EXERCISE GOAL
With the pictures left out, copy the listing below exactly.

ITEMS
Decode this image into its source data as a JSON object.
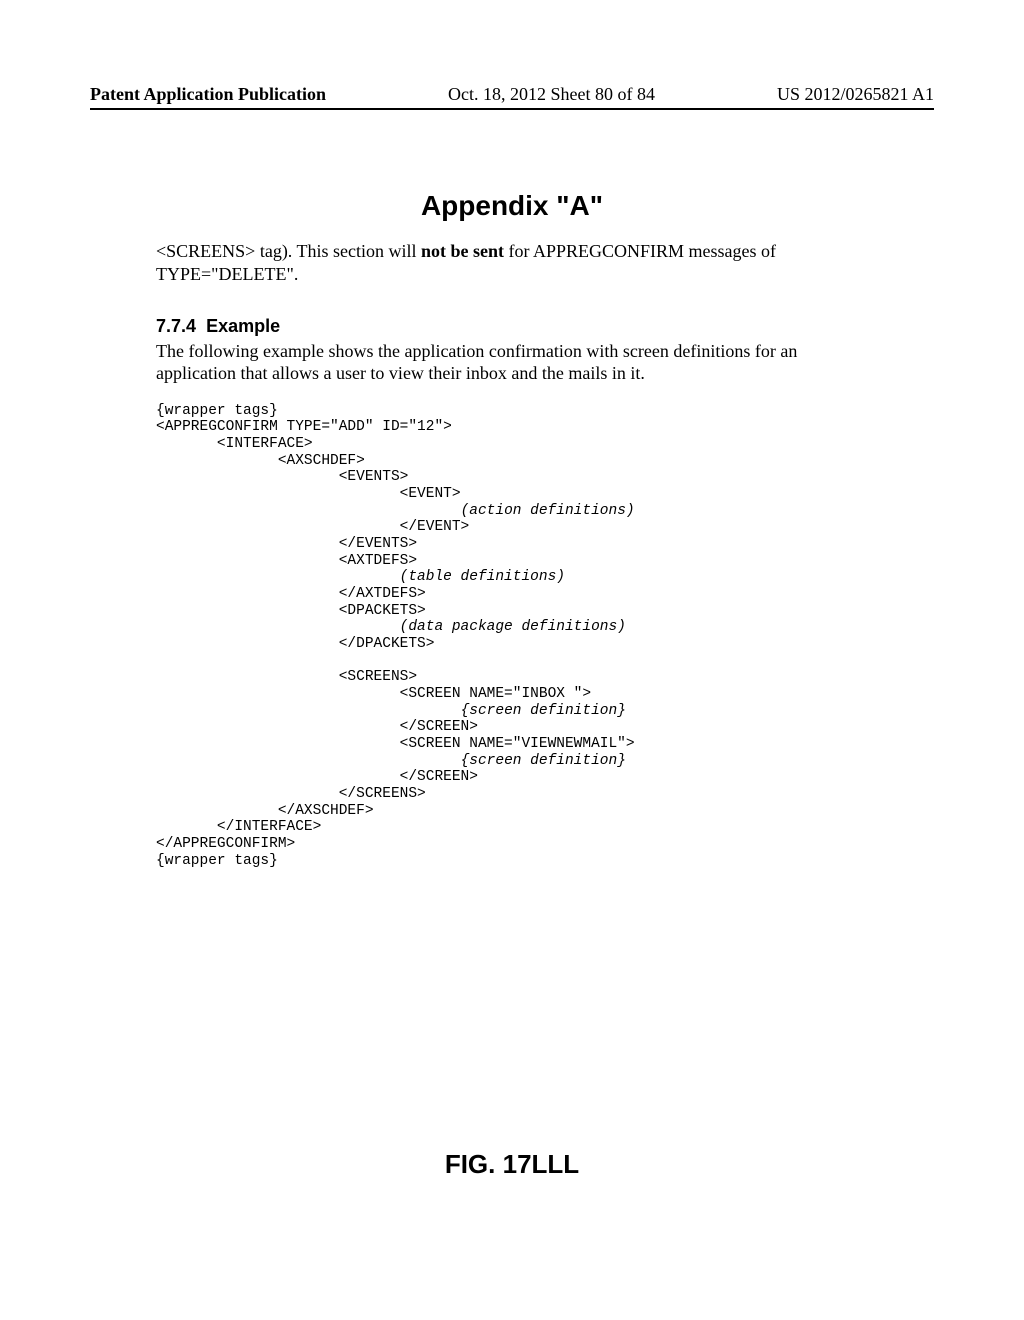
{
  "header": {
    "left": "Patent Application Publication",
    "center": "Oct. 18, 2012  Sheet 80 of 84",
    "right": "US 2012/0265821 A1"
  },
  "appendix_title": "Appendix \"A\"",
  "para1_pre": "<SCREENS> tag).  This section will ",
  "para1_bold": "not be sent",
  "para1_post": " for APPREGCONFIRM messages of TYPE=\"DELETE\".",
  "section_number": "7.7.4",
  "section_title": "Example",
  "para2": "The following example shows the application confirmation with screen definitions for an application that allows a user to view their inbox and the mails in it.",
  "code": {
    "l01": "{wrapper tags}",
    "l02": "<APPREGCONFIRM TYPE=\"ADD\" ID=\"12\">",
    "l03": "       <INTERFACE>",
    "l04": "              <AXSCHDEF>",
    "l05": "                     <EVENTS>",
    "l06": "                            <EVENT>",
    "l07_pre": "                                   ",
    "l07_it": "(action definitions)",
    "l08": "                            </EVENT>",
    "l09": "                     </EVENTS>",
    "l10": "                     <AXTDEFS>",
    "l11_pre": "                            ",
    "l11_it": "(table definitions)",
    "l12": "                     </AXTDEFS>",
    "l13": "                     <DPACKETS>",
    "l14_pre": "                            ",
    "l14_it": "(data package definitions)",
    "l15": "                     </DPACKETS>",
    "blank": "",
    "l16": "                     <SCREENS>",
    "l17": "                            <SCREEN NAME=\"INBOX \">",
    "l18_pre": "                                   ",
    "l18_it": "{screen definition}",
    "l19": "                            </SCREEN>",
    "l20": "                            <SCREEN NAME=\"VIEWNEWMAIL\">",
    "l21_pre": "                                   ",
    "l21_it": "{screen definition}",
    "l22": "                            </SCREEN>",
    "l23": "                     </SCREENS>",
    "l24": "              </AXSCHDEF>",
    "l25": "       </INTERFACE>",
    "l26": "</APPREGCONFIRM>",
    "l27": "{wrapper tags}"
  },
  "figure_label": "FIG. 17LLL"
}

COMPLETE RESPONSE
Decode this image into its source data as a JSON object.
{
  "header": {
    "left": "Patent Application Publication",
    "center": "Oct. 18, 2012  Sheet 80 of 84",
    "right": "US 2012/0265821 A1"
  },
  "appendix_title": "Appendix \"A\"",
  "para1_pre": "<SCREENS> tag).  This section will ",
  "para1_bold": "not be sent",
  "para1_post": " for APPREGCONFIRM messages of TYPE=\"DELETE\".",
  "section_number": "7.7.4",
  "section_title": "Example",
  "para2": "The following example shows the application confirmation with screen definitions for an application that allows a user to view their inbox and the mails in it.",
  "code": {
    "l01": "{wrapper tags}",
    "l02": "<APPREGCONFIRM TYPE=\"ADD\" ID=\"12\">",
    "l03": "       <INTERFACE>",
    "l04": "              <AXSCHDEF>",
    "l05": "                     <EVENTS>",
    "l06": "                            <EVENT>",
    "l07_pre": "                                   ",
    "l07_it": "(action definitions)",
    "l08": "                            </EVENT>",
    "l09": "                     </EVENTS>",
    "l10": "                     <AXTDEFS>",
    "l11_pre": "                            ",
    "l11_it": "(table definitions)",
    "l12": "                     </AXTDEFS>",
    "l13": "                     <DPACKETS>",
    "l14_pre": "                            ",
    "l14_it": "(data package definitions)",
    "l15": "                     </DPACKETS>",
    "blank": "",
    "l16": "                     <SCREENS>",
    "l17": "                            <SCREEN NAME=\"INBOX \">",
    "l18_pre": "                                   ",
    "l18_it": "{screen definition}",
    "l19": "                            </SCREEN>",
    "l20": "                            <SCREEN NAME=\"VIEWNEWMAIL\">",
    "l21_pre": "                                   ",
    "l21_it": "{screen definition}",
    "l22": "                            </SCREEN>",
    "l23": "                     </SCREENS>",
    "l24": "              </AXSCHDEF>",
    "l25": "       </INTERFACE>",
    "l26": "</APPREGCONFIRM>",
    "l27": "{wrapper tags}"
  },
  "figure_label": "FIG. 17LLL"
}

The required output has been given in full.